■ **INSTRUCTIONS FOR THE TASK**: Repeat exactly each line of the data provided below.

■ **GIVEN RECORDS**:
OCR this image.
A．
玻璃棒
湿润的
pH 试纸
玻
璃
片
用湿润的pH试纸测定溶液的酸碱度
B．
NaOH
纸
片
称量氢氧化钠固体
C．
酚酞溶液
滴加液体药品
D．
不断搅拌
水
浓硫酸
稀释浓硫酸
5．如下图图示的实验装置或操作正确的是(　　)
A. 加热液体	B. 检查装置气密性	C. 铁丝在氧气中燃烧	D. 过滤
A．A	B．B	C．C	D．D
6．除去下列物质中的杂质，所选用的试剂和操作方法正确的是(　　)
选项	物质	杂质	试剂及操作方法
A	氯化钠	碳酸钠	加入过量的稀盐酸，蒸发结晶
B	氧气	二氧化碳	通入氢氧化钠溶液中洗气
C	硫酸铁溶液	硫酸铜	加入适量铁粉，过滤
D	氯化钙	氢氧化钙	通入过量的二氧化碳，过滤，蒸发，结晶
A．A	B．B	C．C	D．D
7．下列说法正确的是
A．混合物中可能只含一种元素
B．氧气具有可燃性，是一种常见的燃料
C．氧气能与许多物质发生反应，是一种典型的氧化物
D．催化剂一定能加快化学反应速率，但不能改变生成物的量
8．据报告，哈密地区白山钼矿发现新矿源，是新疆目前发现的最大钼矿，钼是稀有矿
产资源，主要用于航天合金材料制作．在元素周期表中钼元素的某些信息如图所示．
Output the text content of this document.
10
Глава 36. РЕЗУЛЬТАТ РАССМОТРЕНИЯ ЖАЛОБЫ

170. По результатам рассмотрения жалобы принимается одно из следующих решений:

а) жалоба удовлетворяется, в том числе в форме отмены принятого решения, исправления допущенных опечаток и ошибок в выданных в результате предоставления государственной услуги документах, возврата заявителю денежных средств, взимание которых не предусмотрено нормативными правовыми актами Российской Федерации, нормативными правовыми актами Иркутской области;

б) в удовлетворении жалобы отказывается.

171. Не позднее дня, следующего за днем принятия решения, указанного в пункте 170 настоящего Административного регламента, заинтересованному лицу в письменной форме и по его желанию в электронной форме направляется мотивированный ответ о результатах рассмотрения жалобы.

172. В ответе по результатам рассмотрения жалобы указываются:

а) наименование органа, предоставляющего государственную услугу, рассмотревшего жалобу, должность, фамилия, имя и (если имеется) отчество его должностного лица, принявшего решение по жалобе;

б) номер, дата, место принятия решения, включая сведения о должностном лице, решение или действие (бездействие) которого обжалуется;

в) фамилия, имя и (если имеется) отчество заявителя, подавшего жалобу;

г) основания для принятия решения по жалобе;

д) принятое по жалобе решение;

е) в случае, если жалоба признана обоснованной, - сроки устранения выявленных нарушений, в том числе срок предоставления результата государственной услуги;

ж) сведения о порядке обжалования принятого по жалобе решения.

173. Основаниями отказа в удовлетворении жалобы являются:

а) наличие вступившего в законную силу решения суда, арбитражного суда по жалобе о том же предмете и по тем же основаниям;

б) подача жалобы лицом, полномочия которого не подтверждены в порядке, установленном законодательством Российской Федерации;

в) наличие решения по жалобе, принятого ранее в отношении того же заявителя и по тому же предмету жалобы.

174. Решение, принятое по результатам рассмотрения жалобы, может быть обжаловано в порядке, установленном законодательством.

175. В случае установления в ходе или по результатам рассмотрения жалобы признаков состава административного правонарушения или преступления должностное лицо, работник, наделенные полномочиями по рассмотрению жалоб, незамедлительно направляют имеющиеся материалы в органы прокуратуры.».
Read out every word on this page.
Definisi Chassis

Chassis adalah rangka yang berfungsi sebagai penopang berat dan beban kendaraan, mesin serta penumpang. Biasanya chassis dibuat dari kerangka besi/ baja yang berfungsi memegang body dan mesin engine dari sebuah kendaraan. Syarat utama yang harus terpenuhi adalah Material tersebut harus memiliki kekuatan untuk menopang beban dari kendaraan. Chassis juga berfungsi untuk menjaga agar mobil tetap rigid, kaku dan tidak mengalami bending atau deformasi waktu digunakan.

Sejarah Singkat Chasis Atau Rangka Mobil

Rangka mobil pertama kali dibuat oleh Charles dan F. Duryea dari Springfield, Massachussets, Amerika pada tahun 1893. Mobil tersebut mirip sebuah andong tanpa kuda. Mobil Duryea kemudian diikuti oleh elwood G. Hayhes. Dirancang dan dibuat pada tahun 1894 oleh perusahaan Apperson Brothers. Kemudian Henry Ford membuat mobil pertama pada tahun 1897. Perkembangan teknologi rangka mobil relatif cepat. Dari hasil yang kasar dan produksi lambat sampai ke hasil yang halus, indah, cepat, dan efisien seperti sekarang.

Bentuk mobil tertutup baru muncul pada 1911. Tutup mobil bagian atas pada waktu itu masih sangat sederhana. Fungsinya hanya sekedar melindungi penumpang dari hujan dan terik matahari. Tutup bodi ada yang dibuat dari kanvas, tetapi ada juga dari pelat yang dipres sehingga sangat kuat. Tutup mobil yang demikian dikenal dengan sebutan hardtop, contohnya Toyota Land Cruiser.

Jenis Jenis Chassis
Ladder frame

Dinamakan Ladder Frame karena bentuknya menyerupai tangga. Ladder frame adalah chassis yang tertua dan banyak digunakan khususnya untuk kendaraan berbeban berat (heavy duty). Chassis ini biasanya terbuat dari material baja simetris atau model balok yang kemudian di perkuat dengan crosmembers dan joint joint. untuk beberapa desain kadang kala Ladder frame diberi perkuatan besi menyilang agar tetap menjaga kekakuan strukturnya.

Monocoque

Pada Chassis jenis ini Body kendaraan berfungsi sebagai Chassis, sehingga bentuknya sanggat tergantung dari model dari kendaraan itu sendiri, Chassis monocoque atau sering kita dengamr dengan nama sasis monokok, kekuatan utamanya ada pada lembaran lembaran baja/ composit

■ **SOLUTION**:
OCR this image.
A．
玻璃棒
湿润的
pH 试纸
玻
璃
片
用湿润的pH试纸测定溶液的酸碱度
B．
NaOH
纸
片
称量氢氧化钠固体
C．
酚酞溶液
滴加液体药品
D．
不断搅拌
水
浓硫酸
稀释浓硫酸
5．如下图图示的实验装置或操作正确的是(　　)
A. 加热液体	B. 检查装置气密性	C. 铁丝在氧气中燃烧	D. 过滤
A．A	B．B	C．C	D．D
6．除去下列物质中的杂质，所选用的试剂和操作方法正确的是(　　)
选项	物质	杂质	试剂及操作方法
A	氯化钠	碳酸钠	加入过量的稀盐酸，蒸发结晶
B	氧气	二氧化碳	通入氢氧化钠溶液中洗气
C	硫酸铁溶液	硫酸铜	加入适量铁粉，过滤
D	氯化钙	氢氧化钙	通入过量的二氧化碳，过滤，蒸发，结晶
A．A	B．B	C．C	D．D
7．下列说法正确的是
A．混合物中可能只含一种元素
B．氧气具有可燃性，是一种常见的燃料
C．氧气能与许多物质发生反应，是一种典型的氧化物
D．催化剂一定能加快化学反应速率，但不能改变生成物的量
8．据报告，哈密地区白山钼矿发现新矿源，是新疆目前发现的最大钼矿，钼是稀有矿
产资源，主要用于航天合金材料制作．在元素周期表中钼元素的某些信息如图所示．
Output the text content of this document.
10
Глава 36. РЕЗУЛЬТАТ РАССМОТРЕНИЯ ЖАЛОБЫ

170. По результатам рассмотрения жалобы принимается одно из следующих решений:

а) жалоба удовлетворяется, в том числе в форме отмены принятого решения, исправления допущенных опечаток и ошибок в выданных в результате предоставления государственной услуги документах, возврата заявителю денежных средств, взимание которых не предусмотрено нормативными правовыми актами Российской Федерации, нормативными правовыми актами Иркутской области;

б) в удовлетворении жалобы отказывается.

171. Не позднее дня, следующего за днем принятия решения, указанного в пункте 170 настоящего Административного регламента, заинтересованному лицу в письменной форме и по его желанию в электронной форме направляется мотивированный ответ о результатах рассмотрения жалобы.

172. В ответе по результатам рассмотрения жалобы указываются:

а) наименование органа, предоставляющего государственную услугу, рассмотревшего жалобу, должность, фамилия, имя и (если имеется) отчество его должностного лица, принявшего решение по жалобе;

б) номер, дата, место принятия решения, включая сведения о должностном лице, решение или действие (бездействие) которого обжалуется;

в) фамилия, имя и (если имеется) отчество заявителя, подавшего жалобу;

г) основания для принятия решения по жалобе;

д) принятое по жалобе решение;

е) в случае, если жалоба признана обоснованной, - сроки устранения выявленных нарушений, в том числе срок предоставления результата государственной услуги;

ж) сведения о порядке обжалования принятого по жалобе решения.

173. Основаниями отказа в удовлетворении жалобы являются:

а) наличие вступившего в законную силу решения суда, арбитражного суда по жалобе о том же предмете и по тем же основаниям;

б) подача жалобы лицом, полномочия которого не подтверждены в порядке, установленном законодательством Российской Федерации;

в) наличие решения по жалобе, принятого ранее в отношении того же заявителя и по тому же предмету жалобы.

174. Решение, принятое по результатам рассмотрения жалобы, может быть обжаловано в порядке, установленном законодательством.

175. В случае установления в ходе или по результатам рассмотрения жалобы признаков состава административного правонарушения или преступления должностное лицо, работник, наделенные полномочиями по рассмотрению жалоб, незамедлительно направляют имеющиеся материалы в органы прокуратуры.».
Read out every word on this page.
Definisi Chassis

Chassis adalah rangka yang berfungsi sebagai penopang berat dan beban kendaraan, mesin serta penumpang. Biasanya chassis dibuat dari kerangka besi/ baja yang berfungsi memegang body dan mesin engine dari sebuah kendaraan. Syarat utama yang harus terpenuhi adalah Material tersebut harus memiliki kekuatan untuk menopang beban dari kendaraan. Chassis juga berfungsi untuk menjaga agar mobil tetap rigid, kaku dan tidak mengalami bending atau deformasi waktu digunakan.

Sejarah Singkat Chasis Atau Rangka Mobil

Rangka mobil pertama kali dibuat oleh Charles dan F. Duryea dari Springfield, Massachussets, Amerika pada tahun 1893. Mobil tersebut mirip sebuah andong tanpa kuda. Mobil Duryea kemudian diikuti oleh elwood G. Hayhes. Dirancang dan dibuat pada tahun 1894 oleh perusahaan Apperson Brothers. Kemudian Henry Ford membuat mobil pertama pada tahun 1897. Perkembangan teknologi rangka mobil relatif cepat. Dari hasil yang kasar dan produksi lambat sampai ke hasil yang halus, indah, cepat, dan efisien seperti sekarang.

Bentuk mobil tertutup baru muncul pada 1911. Tutup mobil bagian atas pada waktu itu masih sangat sederhana. Fungsinya hanya sekedar melindungi penumpang dari hujan dan terik matahari. Tutup bodi ada yang dibuat dari kanvas, tetapi ada juga dari pelat yang dipres sehingga sangat kuat. Tutup mobil yang demikian dikenal dengan sebutan hardtop, contohnya Toyota Land Cruiser.

Jenis Jenis Chassis
Ladder frame

Dinamakan Ladder Frame karena bentuknya menyerupai tangga. Ladder frame adalah chassis yang tertua dan banyak digunakan khususnya untuk kendaraan berbeban berat (heavy duty). Chassis ini biasanya terbuat dari material baja simetris atau model balok yang kemudian di perkuat dengan crosmembers dan joint joint. untuk beberapa desain kadang kala Ladder frame diberi perkuatan besi menyilang agar tetap menjaga kekakuan strukturnya.

Monocoque

Pada Chassis jenis ini Body kendaraan berfungsi sebagai Chassis, sehingga bentuknya sanggat tergantung dari model dari kendaraan itu sendiri, Chassis monocoque atau sering kita dengamr dengan nama sasis monokok, kekuatan utamanya ada pada lembaran lembaran baja/ composit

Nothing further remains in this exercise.